[Dataset items]
┄┄┄┄┄┄┄┄┄┄

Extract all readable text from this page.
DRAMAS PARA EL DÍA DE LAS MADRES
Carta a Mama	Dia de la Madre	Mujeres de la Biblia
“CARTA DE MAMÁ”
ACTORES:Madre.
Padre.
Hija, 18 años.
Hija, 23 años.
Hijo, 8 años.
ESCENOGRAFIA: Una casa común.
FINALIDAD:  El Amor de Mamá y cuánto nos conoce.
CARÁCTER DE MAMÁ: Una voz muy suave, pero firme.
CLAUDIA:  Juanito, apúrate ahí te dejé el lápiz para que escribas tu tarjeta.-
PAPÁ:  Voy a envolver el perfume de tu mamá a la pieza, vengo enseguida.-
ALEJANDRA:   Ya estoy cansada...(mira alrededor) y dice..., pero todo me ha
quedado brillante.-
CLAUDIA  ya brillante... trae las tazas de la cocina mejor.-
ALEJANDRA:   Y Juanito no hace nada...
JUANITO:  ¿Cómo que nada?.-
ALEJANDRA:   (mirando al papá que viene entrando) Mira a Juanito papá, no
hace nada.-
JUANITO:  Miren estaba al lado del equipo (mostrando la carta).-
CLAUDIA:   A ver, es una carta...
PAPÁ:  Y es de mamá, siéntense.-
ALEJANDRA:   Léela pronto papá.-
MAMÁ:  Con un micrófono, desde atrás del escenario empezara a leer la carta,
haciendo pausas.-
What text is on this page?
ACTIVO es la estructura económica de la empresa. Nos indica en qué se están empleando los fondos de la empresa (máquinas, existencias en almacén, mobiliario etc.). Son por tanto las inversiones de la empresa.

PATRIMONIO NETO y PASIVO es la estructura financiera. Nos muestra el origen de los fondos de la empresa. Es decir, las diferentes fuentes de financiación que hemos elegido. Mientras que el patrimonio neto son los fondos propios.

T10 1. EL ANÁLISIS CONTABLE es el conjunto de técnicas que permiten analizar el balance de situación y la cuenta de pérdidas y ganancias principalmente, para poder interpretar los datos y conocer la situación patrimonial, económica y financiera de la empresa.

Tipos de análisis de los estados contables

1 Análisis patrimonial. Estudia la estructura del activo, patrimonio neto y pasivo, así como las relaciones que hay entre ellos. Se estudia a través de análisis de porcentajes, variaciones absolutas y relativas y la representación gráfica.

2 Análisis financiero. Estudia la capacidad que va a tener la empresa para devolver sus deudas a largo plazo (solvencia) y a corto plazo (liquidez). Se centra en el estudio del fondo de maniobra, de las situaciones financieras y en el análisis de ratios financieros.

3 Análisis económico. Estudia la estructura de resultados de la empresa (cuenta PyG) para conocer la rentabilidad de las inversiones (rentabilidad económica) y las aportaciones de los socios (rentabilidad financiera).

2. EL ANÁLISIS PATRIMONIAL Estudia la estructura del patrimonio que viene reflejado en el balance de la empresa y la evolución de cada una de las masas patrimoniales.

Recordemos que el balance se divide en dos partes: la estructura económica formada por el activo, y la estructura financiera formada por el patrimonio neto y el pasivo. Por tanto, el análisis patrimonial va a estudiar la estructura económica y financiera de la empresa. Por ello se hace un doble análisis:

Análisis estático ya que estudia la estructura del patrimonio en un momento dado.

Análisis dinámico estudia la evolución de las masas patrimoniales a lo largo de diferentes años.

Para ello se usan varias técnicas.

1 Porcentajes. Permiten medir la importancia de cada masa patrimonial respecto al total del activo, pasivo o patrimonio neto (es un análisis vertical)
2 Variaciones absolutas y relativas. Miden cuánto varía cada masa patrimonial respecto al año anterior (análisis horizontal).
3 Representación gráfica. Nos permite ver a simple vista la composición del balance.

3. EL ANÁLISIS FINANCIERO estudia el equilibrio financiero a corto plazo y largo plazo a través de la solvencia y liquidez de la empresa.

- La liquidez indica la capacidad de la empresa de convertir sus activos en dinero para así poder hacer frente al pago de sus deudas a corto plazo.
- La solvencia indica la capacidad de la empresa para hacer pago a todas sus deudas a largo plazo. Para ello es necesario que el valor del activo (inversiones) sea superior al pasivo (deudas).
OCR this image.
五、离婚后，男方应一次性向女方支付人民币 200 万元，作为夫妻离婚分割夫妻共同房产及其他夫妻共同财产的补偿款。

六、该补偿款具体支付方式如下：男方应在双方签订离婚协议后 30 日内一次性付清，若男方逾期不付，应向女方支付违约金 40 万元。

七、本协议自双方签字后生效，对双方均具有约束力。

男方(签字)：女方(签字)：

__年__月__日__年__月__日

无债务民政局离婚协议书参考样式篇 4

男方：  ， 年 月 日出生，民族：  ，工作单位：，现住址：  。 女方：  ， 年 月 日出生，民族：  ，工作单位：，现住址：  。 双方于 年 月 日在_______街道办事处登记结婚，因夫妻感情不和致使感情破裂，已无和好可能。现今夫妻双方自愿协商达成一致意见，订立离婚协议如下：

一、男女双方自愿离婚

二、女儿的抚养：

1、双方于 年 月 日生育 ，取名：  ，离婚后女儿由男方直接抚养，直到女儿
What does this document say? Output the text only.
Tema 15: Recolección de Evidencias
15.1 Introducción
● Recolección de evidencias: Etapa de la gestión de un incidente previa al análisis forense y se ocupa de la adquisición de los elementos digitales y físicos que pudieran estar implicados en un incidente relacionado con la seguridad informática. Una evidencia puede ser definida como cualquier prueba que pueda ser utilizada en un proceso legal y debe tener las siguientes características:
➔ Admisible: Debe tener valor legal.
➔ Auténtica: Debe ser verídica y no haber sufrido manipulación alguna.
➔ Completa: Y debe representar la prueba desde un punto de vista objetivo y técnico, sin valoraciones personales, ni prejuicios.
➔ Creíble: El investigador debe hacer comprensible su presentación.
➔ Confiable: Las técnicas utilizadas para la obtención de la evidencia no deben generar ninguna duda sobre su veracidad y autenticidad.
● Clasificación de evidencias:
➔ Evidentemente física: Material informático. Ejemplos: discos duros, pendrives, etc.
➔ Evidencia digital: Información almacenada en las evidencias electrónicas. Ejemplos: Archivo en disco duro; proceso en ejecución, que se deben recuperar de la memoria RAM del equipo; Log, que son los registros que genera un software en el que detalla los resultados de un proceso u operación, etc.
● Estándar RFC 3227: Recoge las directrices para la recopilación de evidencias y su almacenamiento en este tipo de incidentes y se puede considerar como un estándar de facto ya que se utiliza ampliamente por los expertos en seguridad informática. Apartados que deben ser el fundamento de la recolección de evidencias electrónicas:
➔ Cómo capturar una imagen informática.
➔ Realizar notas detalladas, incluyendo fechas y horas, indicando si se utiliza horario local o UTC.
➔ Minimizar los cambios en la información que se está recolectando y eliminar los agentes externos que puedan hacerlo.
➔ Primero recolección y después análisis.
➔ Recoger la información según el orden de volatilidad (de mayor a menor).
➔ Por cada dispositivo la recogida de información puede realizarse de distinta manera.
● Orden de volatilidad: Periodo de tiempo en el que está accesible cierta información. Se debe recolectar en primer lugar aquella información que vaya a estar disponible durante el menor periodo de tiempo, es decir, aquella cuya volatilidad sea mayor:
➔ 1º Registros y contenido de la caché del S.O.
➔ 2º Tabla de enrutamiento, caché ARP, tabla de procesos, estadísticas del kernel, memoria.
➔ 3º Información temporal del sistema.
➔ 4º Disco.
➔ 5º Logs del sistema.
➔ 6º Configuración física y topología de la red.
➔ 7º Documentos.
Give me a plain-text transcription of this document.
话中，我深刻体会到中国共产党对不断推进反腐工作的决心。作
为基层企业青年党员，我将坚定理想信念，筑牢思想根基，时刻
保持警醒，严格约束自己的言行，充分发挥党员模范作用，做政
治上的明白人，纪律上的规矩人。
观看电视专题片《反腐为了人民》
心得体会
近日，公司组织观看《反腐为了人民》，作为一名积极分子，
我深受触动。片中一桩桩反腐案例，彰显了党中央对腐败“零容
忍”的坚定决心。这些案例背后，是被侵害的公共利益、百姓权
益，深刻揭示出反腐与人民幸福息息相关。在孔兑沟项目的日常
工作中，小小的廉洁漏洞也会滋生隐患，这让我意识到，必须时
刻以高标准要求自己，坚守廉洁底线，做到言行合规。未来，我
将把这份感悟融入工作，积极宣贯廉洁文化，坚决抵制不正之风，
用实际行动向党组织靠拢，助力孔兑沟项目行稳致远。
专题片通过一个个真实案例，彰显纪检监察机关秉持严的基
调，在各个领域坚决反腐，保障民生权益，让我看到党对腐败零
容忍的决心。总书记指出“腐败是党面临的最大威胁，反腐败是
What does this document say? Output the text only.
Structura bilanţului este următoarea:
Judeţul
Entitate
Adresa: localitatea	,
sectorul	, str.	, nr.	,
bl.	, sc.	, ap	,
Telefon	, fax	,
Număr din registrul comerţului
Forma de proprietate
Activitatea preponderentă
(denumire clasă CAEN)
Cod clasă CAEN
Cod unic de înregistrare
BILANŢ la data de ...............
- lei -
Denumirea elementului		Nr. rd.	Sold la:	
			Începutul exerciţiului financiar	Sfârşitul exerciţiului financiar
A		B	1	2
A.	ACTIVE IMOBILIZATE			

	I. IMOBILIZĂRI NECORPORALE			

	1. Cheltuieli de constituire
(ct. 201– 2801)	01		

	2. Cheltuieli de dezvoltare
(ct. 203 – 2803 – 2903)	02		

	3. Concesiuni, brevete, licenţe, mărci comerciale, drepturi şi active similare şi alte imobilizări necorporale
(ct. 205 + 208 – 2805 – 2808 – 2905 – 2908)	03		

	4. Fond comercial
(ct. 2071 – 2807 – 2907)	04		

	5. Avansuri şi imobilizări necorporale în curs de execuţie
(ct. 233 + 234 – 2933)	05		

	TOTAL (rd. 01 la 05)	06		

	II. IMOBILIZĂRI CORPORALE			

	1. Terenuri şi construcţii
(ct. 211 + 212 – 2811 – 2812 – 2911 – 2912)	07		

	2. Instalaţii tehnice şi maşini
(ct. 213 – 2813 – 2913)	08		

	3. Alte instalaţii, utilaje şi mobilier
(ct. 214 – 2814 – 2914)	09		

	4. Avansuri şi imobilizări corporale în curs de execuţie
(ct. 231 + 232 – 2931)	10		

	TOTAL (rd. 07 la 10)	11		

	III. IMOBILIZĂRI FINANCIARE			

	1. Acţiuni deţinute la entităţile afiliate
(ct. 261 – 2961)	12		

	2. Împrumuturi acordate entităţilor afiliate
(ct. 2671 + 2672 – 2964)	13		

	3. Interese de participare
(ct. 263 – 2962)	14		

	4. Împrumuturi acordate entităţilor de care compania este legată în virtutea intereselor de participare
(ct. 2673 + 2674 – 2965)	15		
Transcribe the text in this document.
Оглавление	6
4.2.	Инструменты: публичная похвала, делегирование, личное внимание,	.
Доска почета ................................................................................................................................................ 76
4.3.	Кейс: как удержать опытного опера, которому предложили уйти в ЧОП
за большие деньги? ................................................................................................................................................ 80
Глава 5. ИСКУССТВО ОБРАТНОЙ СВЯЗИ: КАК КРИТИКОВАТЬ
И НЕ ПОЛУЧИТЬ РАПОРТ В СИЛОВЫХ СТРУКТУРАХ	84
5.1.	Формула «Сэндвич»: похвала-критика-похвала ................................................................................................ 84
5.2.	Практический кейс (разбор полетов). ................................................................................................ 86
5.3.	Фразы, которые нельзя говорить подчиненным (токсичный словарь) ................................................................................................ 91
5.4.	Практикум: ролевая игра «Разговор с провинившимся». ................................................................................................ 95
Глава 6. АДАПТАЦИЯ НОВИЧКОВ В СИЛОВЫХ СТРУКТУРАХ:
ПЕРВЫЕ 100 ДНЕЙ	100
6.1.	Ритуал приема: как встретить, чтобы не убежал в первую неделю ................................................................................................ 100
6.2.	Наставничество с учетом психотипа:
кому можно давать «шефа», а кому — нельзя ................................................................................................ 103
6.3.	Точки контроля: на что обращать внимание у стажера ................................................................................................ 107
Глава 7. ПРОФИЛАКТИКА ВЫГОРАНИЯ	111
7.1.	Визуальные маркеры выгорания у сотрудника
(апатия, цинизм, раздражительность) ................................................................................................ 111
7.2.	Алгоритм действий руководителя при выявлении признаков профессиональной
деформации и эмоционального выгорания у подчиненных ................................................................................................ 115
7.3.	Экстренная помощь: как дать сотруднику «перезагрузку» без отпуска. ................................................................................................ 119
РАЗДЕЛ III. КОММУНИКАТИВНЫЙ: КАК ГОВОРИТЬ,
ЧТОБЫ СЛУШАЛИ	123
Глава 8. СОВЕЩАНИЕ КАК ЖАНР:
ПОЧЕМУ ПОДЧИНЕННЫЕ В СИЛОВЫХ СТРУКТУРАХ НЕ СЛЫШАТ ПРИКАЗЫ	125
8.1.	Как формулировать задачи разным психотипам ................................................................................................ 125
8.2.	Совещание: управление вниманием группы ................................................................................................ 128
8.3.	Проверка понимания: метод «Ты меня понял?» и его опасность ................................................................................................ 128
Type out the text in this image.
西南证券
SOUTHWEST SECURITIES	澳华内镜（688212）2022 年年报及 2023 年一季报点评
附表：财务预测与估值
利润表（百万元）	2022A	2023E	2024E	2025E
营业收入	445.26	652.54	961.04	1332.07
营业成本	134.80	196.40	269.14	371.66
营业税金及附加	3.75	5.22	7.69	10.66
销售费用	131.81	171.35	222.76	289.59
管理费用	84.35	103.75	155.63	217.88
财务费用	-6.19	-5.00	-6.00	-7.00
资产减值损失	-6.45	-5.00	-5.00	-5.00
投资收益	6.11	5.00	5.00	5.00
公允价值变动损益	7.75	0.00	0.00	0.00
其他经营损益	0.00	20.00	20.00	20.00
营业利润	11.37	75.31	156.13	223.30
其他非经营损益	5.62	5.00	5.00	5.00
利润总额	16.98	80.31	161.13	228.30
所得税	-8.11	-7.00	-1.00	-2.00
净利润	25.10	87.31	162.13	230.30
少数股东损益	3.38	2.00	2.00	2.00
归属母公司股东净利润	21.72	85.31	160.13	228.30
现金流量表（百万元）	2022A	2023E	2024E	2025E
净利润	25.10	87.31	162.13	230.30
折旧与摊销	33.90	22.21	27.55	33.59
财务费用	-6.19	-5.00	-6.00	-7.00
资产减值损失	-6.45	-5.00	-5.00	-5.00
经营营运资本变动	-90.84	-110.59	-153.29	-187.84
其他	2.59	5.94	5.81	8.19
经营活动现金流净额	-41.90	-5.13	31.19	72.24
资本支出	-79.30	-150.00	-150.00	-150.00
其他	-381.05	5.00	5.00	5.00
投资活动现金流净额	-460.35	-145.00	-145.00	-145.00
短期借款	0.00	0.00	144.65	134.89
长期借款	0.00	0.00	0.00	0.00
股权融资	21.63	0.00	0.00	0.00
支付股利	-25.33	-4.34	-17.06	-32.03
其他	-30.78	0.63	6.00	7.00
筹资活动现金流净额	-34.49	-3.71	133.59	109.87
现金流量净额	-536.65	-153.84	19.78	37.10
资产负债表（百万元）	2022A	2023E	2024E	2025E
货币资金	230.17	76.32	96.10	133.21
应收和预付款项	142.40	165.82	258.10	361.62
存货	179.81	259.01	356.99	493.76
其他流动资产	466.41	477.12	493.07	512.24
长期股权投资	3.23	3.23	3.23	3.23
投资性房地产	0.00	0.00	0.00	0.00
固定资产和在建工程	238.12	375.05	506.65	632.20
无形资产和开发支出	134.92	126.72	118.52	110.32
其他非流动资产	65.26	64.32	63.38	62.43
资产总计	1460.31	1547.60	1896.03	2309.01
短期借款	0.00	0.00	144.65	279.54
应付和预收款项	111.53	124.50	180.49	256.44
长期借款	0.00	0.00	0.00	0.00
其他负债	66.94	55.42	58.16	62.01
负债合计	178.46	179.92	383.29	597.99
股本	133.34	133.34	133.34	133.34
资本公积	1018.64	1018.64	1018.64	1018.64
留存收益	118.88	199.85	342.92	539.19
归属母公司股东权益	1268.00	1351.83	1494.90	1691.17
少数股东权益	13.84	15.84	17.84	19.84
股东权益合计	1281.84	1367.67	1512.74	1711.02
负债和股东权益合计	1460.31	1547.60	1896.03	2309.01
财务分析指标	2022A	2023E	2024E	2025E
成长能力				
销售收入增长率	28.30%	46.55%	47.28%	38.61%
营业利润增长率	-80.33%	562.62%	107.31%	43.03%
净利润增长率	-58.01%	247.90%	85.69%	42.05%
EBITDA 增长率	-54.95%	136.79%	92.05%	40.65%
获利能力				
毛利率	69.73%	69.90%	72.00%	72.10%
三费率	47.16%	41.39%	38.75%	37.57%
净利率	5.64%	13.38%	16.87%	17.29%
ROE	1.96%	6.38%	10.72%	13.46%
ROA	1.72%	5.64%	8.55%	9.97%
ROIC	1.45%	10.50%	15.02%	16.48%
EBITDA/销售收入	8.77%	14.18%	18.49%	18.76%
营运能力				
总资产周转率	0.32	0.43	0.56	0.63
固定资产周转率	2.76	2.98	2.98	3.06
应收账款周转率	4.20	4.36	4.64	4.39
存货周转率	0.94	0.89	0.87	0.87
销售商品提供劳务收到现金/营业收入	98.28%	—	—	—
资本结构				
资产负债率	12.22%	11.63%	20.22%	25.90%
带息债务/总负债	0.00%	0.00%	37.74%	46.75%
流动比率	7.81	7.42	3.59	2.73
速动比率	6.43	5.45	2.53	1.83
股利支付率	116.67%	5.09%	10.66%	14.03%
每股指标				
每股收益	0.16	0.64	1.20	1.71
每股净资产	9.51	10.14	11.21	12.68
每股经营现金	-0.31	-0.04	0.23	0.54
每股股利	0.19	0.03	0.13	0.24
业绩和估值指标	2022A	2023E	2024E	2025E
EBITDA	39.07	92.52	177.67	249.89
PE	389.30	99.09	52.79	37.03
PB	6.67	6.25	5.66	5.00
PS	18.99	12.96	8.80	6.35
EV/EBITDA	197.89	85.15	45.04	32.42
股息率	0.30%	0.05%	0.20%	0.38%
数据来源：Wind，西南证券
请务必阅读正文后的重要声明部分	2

┄┄┄┄┄┄┄┄┄┄

Take every line that includes the string "gráfica" and copy it.

1 Análisis patrimonial. Estudia la estructura del activo, patrimonio neto y pasivo, así como las relaciones que hay entre ellos. Se estudia a través de análisis de porcentajes, variaciones absolutas y relativas y la representación gráfica.
3 Representación gráfica. Nos permite ver a simple vista la composición del balance.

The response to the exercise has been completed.